- Objective -
Identify and pull out each line of the entries in which "EndSARS" occurs.

────────

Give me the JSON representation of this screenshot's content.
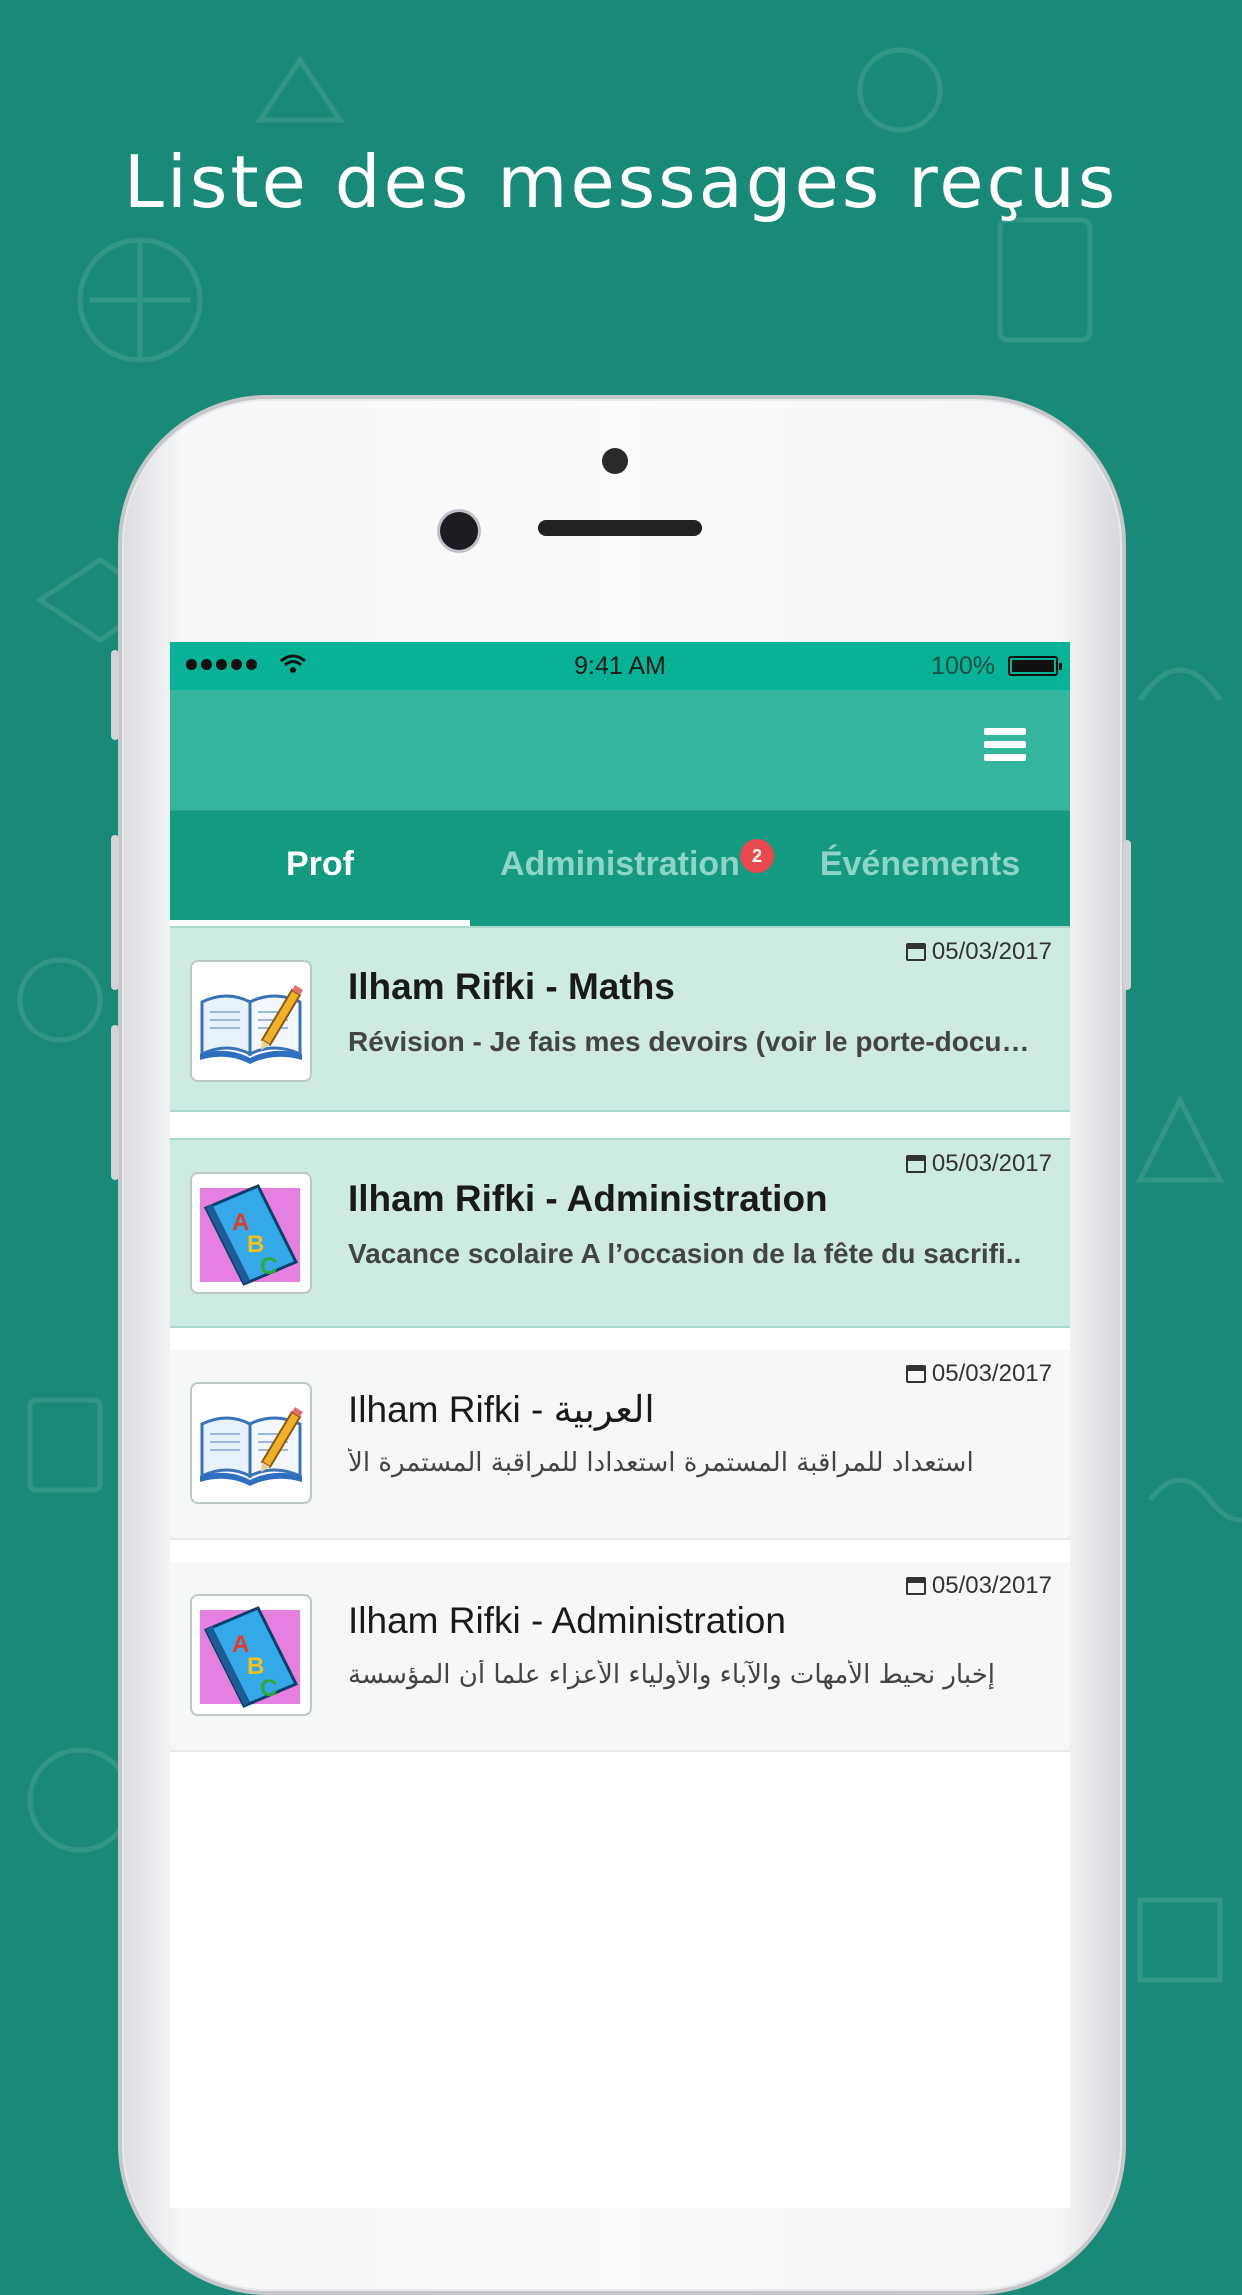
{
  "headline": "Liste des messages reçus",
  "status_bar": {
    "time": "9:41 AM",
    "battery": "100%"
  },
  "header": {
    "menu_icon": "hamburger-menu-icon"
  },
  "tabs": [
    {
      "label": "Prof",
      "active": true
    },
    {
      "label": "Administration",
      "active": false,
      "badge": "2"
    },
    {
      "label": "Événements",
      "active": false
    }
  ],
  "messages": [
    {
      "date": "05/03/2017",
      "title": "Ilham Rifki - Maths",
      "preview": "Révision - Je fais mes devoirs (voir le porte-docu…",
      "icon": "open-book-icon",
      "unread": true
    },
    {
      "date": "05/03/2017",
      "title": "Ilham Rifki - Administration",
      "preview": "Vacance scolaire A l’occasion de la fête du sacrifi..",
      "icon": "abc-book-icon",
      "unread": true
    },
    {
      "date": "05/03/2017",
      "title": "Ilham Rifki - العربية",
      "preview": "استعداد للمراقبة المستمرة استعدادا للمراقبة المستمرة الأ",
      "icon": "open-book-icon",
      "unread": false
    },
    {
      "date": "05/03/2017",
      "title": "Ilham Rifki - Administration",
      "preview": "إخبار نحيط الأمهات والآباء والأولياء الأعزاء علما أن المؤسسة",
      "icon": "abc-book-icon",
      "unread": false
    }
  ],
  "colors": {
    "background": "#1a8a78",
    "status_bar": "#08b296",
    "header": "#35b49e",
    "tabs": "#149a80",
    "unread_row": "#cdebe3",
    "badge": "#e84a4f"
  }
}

────────

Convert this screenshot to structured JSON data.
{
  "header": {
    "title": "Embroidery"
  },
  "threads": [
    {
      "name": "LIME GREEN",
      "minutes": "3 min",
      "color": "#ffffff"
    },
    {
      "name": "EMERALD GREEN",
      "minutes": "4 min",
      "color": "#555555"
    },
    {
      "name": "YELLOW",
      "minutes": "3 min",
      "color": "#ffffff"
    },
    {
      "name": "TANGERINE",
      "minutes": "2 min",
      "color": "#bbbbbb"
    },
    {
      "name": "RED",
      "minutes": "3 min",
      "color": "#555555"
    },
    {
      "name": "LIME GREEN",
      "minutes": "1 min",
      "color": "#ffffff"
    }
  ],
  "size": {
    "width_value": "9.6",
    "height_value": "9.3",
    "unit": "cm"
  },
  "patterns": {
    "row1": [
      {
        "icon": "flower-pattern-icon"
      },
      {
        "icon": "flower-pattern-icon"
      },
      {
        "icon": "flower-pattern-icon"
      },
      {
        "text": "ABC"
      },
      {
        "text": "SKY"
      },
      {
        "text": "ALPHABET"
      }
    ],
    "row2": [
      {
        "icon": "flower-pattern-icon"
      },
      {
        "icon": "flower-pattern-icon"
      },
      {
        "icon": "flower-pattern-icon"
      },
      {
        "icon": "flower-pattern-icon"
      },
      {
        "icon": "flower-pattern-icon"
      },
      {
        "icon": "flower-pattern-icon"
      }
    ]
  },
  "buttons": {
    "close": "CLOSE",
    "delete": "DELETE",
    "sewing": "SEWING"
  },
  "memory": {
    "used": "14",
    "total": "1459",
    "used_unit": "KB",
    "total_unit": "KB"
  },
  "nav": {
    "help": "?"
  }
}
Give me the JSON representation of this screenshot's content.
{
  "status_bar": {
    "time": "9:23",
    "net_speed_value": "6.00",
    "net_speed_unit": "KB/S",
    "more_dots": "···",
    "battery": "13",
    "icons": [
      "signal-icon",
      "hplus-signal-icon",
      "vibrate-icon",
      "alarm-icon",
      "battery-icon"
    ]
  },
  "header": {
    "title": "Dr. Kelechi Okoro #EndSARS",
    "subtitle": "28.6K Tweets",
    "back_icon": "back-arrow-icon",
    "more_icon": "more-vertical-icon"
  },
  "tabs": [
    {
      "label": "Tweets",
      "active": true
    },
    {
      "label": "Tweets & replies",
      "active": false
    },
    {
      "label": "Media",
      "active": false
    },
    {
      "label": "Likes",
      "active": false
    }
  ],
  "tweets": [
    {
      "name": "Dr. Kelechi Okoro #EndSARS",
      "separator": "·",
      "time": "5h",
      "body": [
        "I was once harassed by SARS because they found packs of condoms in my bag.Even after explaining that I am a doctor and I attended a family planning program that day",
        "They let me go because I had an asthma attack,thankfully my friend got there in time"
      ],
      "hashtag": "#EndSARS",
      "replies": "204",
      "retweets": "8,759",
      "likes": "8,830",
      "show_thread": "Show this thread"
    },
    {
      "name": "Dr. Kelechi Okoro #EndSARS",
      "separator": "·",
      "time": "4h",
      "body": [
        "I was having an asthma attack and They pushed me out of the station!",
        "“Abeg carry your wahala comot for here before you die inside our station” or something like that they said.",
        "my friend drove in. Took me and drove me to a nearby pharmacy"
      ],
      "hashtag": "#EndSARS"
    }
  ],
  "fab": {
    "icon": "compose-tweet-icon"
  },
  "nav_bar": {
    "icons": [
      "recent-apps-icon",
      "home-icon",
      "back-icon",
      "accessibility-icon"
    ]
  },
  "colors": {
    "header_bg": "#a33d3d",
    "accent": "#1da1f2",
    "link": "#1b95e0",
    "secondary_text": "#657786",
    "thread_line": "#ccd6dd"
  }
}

────────

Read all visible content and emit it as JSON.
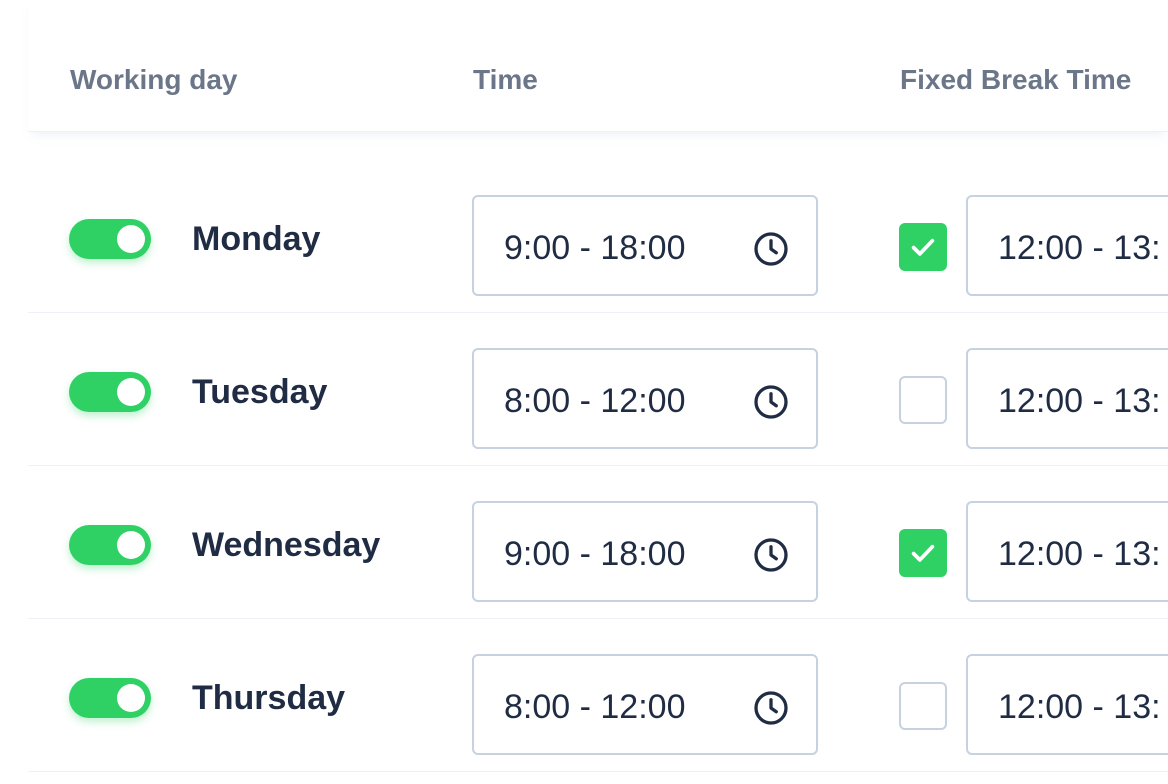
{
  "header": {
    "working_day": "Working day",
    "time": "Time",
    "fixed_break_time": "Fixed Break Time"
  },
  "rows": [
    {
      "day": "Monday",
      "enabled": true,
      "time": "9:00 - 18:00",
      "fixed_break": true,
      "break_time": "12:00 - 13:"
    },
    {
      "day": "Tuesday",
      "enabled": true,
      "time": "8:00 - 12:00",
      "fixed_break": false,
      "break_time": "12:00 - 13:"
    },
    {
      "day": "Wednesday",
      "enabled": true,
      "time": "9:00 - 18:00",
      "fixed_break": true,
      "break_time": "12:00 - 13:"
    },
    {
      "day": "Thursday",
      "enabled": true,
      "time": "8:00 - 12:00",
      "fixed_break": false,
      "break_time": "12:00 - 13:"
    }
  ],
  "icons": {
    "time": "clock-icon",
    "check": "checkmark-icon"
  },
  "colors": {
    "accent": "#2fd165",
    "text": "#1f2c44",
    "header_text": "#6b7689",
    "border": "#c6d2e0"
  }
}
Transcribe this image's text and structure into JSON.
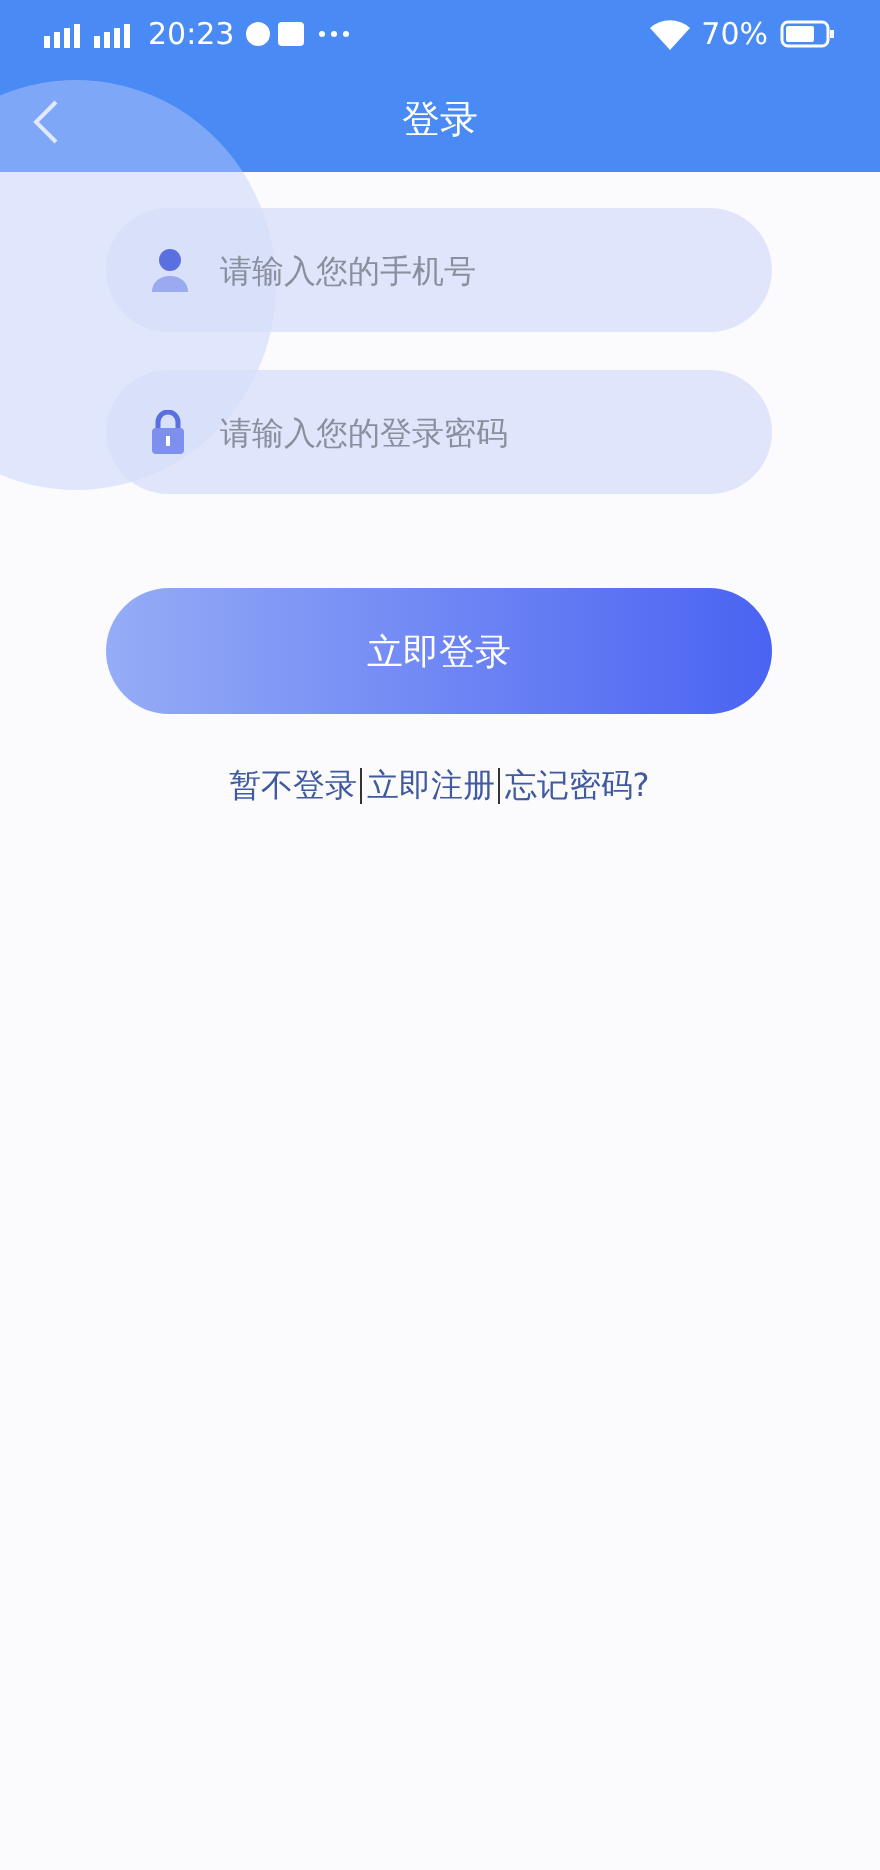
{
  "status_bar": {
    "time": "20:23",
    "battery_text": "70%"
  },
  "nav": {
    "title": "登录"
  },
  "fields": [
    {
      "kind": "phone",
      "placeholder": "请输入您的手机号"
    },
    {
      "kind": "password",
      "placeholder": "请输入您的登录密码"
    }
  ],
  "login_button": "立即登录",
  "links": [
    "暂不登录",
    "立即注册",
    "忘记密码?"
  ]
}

────────

- Answer for this exercise -
    "title": "Dr. Kelechi Okoro #EndSARS",
      "name": "Dr. Kelechi Okoro #EndSARS",
      "hashtag": "#EndSARS",
      "name": "Dr. Kelechi Okoro #EndSARS",
      "hashtag": "#EndSARS"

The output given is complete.